*** RECORDS TO USE ***

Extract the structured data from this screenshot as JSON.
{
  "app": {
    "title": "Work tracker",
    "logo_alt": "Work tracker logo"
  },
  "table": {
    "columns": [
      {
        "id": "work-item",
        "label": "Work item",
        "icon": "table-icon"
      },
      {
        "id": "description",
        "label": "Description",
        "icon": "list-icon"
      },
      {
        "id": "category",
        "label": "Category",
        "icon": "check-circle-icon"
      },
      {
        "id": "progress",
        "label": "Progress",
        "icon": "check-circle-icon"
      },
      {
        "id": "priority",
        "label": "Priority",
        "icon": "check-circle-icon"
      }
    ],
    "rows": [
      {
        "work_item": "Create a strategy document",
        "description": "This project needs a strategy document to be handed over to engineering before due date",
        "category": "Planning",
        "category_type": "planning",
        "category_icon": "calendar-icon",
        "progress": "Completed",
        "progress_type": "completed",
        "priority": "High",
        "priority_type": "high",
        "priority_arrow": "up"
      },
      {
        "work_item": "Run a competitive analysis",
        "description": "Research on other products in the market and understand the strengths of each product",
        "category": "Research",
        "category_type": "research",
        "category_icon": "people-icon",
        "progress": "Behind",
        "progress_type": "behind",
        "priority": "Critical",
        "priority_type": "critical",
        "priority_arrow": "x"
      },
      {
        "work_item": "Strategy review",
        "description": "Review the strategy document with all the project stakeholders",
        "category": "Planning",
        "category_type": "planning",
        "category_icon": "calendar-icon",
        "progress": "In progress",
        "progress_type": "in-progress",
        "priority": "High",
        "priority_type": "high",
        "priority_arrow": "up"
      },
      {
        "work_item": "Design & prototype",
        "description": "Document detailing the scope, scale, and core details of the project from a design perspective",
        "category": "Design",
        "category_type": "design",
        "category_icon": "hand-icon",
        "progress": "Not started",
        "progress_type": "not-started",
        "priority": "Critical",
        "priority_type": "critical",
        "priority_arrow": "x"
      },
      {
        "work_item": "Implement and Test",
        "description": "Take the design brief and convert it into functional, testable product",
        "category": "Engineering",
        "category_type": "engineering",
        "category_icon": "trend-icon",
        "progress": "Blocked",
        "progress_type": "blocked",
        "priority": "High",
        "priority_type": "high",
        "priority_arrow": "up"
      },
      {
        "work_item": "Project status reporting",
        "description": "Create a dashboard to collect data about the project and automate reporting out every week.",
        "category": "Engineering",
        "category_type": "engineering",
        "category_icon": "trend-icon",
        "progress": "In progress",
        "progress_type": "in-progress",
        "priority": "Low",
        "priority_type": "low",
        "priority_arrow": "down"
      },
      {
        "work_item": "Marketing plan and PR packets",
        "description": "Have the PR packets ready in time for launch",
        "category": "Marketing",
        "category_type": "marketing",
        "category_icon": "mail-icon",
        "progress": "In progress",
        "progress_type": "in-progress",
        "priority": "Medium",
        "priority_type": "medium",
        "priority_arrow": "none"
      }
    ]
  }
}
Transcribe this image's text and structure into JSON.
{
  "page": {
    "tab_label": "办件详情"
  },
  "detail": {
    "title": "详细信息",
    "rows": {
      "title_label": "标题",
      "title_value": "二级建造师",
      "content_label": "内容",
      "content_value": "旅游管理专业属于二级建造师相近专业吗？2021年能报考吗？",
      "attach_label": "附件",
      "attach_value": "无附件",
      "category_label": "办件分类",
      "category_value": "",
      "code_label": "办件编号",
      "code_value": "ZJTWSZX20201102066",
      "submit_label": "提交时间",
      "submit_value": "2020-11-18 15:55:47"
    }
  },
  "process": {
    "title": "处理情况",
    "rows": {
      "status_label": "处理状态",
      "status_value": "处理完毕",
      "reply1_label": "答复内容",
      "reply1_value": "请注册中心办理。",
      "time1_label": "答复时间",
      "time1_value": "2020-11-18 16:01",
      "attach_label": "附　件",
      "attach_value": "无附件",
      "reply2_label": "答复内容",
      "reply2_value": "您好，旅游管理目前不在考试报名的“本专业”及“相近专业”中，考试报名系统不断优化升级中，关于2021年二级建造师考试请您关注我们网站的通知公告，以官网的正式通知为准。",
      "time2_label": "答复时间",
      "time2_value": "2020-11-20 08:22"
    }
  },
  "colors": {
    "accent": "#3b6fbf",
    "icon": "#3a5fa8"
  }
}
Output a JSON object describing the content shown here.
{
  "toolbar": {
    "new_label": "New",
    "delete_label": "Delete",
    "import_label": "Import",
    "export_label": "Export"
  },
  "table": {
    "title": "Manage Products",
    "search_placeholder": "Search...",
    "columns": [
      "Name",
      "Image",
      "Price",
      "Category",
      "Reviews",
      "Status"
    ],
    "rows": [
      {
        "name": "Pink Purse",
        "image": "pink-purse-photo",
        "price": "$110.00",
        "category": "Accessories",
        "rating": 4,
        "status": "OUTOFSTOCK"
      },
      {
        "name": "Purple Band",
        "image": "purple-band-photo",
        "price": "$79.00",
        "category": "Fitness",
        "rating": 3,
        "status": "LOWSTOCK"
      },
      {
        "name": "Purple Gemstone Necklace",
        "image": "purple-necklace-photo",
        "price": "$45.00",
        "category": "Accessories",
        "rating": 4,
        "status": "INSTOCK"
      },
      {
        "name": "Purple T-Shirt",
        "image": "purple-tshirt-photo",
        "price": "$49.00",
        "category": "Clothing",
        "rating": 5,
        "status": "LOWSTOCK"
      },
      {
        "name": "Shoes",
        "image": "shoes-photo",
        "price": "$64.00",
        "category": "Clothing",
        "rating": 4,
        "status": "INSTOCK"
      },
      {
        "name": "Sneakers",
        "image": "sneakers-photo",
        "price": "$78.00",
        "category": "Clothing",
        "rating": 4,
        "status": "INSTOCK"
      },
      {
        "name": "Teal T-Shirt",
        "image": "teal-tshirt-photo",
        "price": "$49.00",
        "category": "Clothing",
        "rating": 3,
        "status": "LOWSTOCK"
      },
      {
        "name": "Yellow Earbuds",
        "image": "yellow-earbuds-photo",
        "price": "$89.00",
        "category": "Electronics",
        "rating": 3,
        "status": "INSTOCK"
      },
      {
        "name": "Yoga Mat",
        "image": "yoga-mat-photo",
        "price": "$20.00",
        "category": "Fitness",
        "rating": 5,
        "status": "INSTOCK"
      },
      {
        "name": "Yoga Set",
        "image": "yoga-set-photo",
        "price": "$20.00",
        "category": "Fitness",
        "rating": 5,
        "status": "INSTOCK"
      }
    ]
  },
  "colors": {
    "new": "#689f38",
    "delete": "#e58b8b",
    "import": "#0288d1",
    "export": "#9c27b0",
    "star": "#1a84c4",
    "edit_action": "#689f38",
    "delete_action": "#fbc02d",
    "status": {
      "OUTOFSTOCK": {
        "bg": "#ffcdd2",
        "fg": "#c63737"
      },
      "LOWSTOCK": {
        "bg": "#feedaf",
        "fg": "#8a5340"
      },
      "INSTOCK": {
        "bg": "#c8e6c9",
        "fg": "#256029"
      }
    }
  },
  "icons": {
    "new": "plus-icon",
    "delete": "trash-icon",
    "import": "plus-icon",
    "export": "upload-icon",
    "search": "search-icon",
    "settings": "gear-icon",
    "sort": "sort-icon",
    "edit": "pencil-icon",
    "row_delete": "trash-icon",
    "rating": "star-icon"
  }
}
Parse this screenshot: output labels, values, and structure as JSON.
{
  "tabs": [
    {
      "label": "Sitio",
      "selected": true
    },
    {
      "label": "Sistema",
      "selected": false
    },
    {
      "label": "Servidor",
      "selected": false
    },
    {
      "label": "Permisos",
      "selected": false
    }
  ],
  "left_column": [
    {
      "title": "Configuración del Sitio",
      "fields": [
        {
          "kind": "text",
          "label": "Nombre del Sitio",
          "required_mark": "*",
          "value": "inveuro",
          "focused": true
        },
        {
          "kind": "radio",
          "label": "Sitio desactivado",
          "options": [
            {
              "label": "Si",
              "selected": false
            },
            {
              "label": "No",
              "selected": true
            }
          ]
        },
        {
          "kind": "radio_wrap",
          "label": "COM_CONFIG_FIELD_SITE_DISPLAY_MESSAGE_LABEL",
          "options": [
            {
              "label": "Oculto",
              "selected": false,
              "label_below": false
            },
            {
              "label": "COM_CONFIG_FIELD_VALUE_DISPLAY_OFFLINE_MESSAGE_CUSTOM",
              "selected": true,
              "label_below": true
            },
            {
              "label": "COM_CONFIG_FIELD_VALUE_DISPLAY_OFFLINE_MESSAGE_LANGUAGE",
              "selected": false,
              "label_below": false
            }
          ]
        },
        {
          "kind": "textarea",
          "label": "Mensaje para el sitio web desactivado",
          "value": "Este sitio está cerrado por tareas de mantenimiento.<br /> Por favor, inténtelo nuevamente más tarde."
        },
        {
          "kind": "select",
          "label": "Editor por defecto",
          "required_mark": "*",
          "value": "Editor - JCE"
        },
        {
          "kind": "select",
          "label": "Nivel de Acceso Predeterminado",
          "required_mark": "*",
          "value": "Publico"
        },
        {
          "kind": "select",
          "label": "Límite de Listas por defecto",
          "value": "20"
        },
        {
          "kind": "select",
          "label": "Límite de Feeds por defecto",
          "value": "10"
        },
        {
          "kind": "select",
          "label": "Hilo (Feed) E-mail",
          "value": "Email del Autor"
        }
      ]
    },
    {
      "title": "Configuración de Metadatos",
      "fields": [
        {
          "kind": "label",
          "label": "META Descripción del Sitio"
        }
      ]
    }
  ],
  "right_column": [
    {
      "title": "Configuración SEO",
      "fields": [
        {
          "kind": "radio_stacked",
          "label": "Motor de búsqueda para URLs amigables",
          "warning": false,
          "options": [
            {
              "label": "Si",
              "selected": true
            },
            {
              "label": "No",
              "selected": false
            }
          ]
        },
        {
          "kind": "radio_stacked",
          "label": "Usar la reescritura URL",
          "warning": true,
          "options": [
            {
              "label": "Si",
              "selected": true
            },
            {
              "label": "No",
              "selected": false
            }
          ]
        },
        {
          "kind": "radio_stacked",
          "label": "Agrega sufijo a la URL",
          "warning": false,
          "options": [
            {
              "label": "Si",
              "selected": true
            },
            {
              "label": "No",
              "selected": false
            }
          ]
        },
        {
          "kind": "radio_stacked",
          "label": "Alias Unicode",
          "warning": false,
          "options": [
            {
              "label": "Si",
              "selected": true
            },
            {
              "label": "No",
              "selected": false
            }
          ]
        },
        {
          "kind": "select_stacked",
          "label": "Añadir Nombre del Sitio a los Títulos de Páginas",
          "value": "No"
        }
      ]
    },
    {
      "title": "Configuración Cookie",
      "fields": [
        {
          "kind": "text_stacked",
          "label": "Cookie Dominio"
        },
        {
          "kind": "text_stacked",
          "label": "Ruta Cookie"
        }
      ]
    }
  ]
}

***

PROBLEM TO WORK ON.
Scan the listing above and identify each line holding the string "into"; copy every such line.

EXERCISE RESULT.
        "description": "Take the design brief and convert it into functional, testable product",
Transcribe this image's text and structure into JSON.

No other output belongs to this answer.